Zadanie 1 — Jakie cechy stylu Martina wymienia dyskusja o singletonie?
Zadanie 2 — Proszę przepisać wiersze danych od wiersza z "y-tick-mark-400 (237, 249, 244, 250)" aż po wiersz z "y-tick-mark-100 (237, 411, 244, 412)", zastępując w nich "Active Funds" przez "Actively Managed Funds" i nie zmieniając niczego innego. Podaj wyłącznie te wiersze.

Logika prezentacji rządzi się innymi prawami. Mimo to nigdy nie znalazłem uzasadnionego przypadku zastosowania singletona. Owszem znalazłyby się miejsca gdzie rozwiązałby pewne problemy ale to droga na skróty, zawsze udawało się wypracować lepsze rozwiązanie.

@kitke: Podchodziłem już do
@Kuchasz: nie istnieje coś takiego jak rozwiązanie idealne, każdy programista ma swoje podejście do danego problemu; trochę tak jak z robotnikami "paaanie kto to panu tak sp****lił?"
@travikk: No i jak singleton mi w tym pomoże? Dlaczego uważasz, że jest on tu niezbędny? Jak byś potem napisał unit test klasy korzystającej z tego rozwiązania? No bo naciskanie klawiszy w trakcie testu nie wchodzi w grę :-D.
@Kuchasz: Powiem tak - warto się pomęczyć po angielsku. Przekład IMHO rozmywa wykład książki w języku oryginału i po prostu zaciemnia myśl autora - i dotyczy to nie tylko tej książki, ale przekładów w ogóle :-) Martin ma zacięcie gawędziarza i pisze ze swoistą swadą, co się może podobać, albo nie i może utrudniać zrozumienie tekstu. Dalej, po wstępie, jest łatwiej, więcej kodu, mniej gadania ;-) Walcz! Warto ;-)

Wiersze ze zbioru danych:
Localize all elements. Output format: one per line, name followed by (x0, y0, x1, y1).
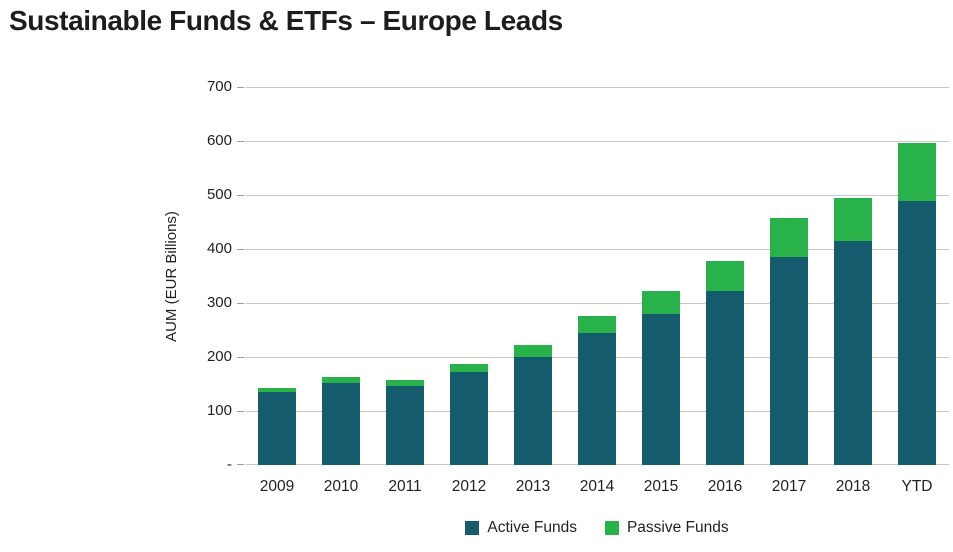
y-tick-mark-400 (237, 249, 244, 250)
y-tick-label-500: 500 (206, 186, 232, 203)
y-tick-mark-200 (237, 357, 244, 358)
x-tick-label-2011: 2011 (388, 478, 422, 495)
bar-passive-funds-2014 (578, 315, 616, 333)
x-tick-label-2018: 2018 (835, 478, 871, 495)
bar-active-funds-2015 (642, 313, 680, 465)
bar-active-funds-2011 (386, 385, 424, 465)
y-tick-mark-500 (237, 195, 244, 196)
legend-label: Active Funds (487, 519, 577, 536)
bar-active-funds-2017 (770, 257, 808, 465)
y-tick-mark-0 (237, 464, 244, 465)
bar-passive-funds-2013 (514, 345, 552, 357)
bar-active-funds-2016 (706, 291, 744, 465)
x-tick-label-2013: 2013 (515, 478, 551, 495)
y-tick-mark-600 (237, 141, 244, 142)
legend: Active Funds Passive Funds (245, 519, 949, 537)
bar-passive-funds-2011 (386, 380, 424, 386)
x-tick-label-2017: 2017 (771, 478, 807, 495)
bar-active-funds-2012 (450, 372, 488, 465)
x-tick-label-2016: 2016 (707, 478, 743, 495)
y-tick-label-300: 300 (206, 294, 232, 311)
bar-active-funds-YTD (898, 201, 936, 465)
y-tick-label-200: 200 (206, 348, 232, 365)
y-axis-title: AUM (EUR Billions) (160, 87, 182, 465)
plot-area (245, 87, 949, 465)
legend-swatch-icon (465, 521, 480, 535)
bar-passive-funds-2010 (322, 376, 360, 383)
legend-label: Passive Funds (626, 519, 729, 536)
bar-passive-funds-2017 (770, 217, 808, 258)
chart-title: Sustainable Funds & ETFs – Europe Leads (9, 5, 563, 36)
bar-passive-funds-2016 (706, 261, 744, 292)
x-tick-label-2012: 2012 (451, 478, 487, 495)
bar-passive-funds-2015 (642, 290, 680, 314)
gridline-700 (245, 87, 949, 88)
legend-item-active-funds: Active Funds (465, 519, 577, 537)
bar-active-funds-2014 (578, 332, 616, 465)
gridline-600 (245, 141, 949, 142)
bar-passive-funds-2009 (258, 387, 296, 393)
y-axis-title-text: AUM (EUR Billions) (162, 210, 180, 342)
gridline-300 (245, 303, 949, 304)
x-tick-label-2014: 2014 (579, 478, 615, 495)
y-tick-mark-100 (237, 411, 244, 412)
legend-swatch-icon (604, 521, 619, 535)
bar-active-funds-2010 (322, 382, 360, 465)
x-tick-label-2010: 2010 (323, 478, 359, 495)
y-tick-label-400: 400 (206, 240, 232, 257)
x-tick-label-2015: 2015 (643, 478, 679, 495)
bar-active-funds-2009 (258, 392, 296, 465)
x-tick-label-YTD: YTD (901, 478, 933, 495)
gridline-500 (245, 195, 949, 196)
y-tick-label-0: - (227, 456, 232, 473)
bar-active-funds-2018 (834, 240, 872, 465)
y-tick-label-100: 100 (206, 402, 232, 419)
y-tick-mark-700 (237, 87, 244, 88)
bar-active-funds-2013 (514, 357, 552, 465)
gridline-400 (245, 249, 949, 250)
y-tick-label-700: 700 (206, 78, 232, 95)
bar-passive-funds-2018 (834, 197, 872, 241)
y-tick-mark-300 (237, 303, 244, 304)
y-tick-label-600: 600 (206, 132, 232, 149)
legend-item-passive-funds: Passive Funds (604, 519, 729, 537)
bar-passive-funds-2012 (450, 363, 488, 373)
x-tick-label-2009: 2009 (259, 478, 295, 495)
bar-passive-funds-YTD (898, 142, 936, 202)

Odpowiedź 1 — Martin ma zacięcie gawędziarza i pisze ze swoistą swadą.

Odpowiedź 2 —
y-tick-mark-400 (237, 249, 244, 250)
y-tick-label-500: 500 (206, 186, 232, 203)
y-tick-mark-200 (237, 357, 244, 358)
x-tick-label-2011: 2011 (388, 478, 422, 495)
bar-passive-funds-2014 (578, 315, 616, 333)
x-tick-label-2018: 2018 (835, 478, 871, 495)
bar-active-funds-2015 (642, 313, 680, 465)
bar-active-funds-2011 (386, 385, 424, 465)
y-tick-mark-500 (237, 195, 244, 196)
legend-label: Actively Managed Funds (487, 519, 577, 536)
bar-active-funds-2017 (770, 257, 808, 465)
y-tick-mark-0 (237, 464, 244, 465)
bar-passive-funds-2013 (514, 345, 552, 357)
bar-active-funds-2016 (706, 291, 744, 465)
x-tick-label-2013: 2013 (515, 478, 551, 495)
y-tick-mark-600 (237, 141, 244, 142)
legend: Actively Managed Funds Passive Funds (245, 519, 949, 537)
bar-passive-funds-2011 (386, 380, 424, 386)
x-tick-label-2017: 2017 (771, 478, 807, 495)
bar-active-funds-2012 (450, 372, 488, 465)
x-tick-label-2016: 2016 (707, 478, 743, 495)
y-tick-label-300: 300 (206, 294, 232, 311)
bar-active-funds-YTD (898, 201, 936, 465)
y-tick-label-200: 200 (206, 348, 232, 365)
y-axis-title: AUM (EUR Billions) (160, 87, 182, 465)
plot-area (245, 87, 949, 465)
legend-swatch-icon (465, 521, 480, 535)
bar-passive-funds-2010 (322, 376, 360, 383)
legend-label: Passive Funds (626, 519, 729, 536)
bar-passive-funds-2017 (770, 217, 808, 258)
chart-title: Sustainable Funds & ETFs – Europe Leads (9, 5, 563, 36)
bar-passive-funds-2016 (706, 261, 744, 292)
x-tick-label-2012: 2012 (451, 478, 487, 495)
bar-passive-funds-2015 (642, 290, 680, 314)
gridline-700 (245, 87, 949, 88)
legend-item-active-funds: Actively Managed Funds (465, 519, 577, 537)
bar-active-funds-2014 (578, 332, 616, 465)
gridline-600 (245, 141, 949, 142)
bar-passive-funds-2009 (258, 387, 296, 393)
y-axis-title-text: AUM (EUR Billions) (162, 210, 180, 342)
gridline-300 (245, 303, 949, 304)
x-tick-label-2014: 2014 (579, 478, 615, 495)
y-tick-mark-100 (237, 411, 244, 412)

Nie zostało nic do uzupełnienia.